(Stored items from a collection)
▶

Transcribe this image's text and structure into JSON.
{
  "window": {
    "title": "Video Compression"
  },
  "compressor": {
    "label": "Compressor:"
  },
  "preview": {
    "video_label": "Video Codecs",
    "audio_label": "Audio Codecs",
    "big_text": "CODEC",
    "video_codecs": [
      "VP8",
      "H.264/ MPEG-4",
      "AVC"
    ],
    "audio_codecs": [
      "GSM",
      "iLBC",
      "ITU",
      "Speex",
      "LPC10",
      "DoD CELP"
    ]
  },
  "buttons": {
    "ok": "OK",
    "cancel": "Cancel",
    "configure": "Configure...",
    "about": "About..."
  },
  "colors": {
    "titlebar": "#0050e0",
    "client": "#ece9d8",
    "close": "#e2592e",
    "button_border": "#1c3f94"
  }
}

◀
▶

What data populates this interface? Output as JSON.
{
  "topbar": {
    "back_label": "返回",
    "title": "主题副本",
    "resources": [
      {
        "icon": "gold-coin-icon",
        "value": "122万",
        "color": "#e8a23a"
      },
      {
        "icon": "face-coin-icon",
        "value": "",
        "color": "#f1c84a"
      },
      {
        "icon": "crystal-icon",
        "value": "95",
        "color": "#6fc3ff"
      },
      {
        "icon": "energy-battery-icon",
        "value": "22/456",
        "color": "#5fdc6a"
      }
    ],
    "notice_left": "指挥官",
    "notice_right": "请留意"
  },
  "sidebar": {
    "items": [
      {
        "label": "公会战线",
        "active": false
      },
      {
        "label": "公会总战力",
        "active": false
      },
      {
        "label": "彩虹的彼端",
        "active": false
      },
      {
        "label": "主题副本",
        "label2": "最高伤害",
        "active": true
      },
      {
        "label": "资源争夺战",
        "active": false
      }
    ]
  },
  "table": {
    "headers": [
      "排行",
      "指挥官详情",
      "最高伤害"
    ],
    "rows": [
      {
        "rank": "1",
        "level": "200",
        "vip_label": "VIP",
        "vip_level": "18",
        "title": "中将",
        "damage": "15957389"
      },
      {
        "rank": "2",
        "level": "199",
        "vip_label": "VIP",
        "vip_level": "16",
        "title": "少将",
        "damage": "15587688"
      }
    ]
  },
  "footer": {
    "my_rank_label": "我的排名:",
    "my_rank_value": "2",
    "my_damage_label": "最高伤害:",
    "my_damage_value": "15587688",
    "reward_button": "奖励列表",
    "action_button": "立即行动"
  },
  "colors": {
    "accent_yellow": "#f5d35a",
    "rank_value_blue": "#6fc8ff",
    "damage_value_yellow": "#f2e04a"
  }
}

◀

(What is asked) Reproduce each line holding the word "coin".

(Correct result)
        "icon": "gold-coin-icon",
        "icon": "face-coin-icon",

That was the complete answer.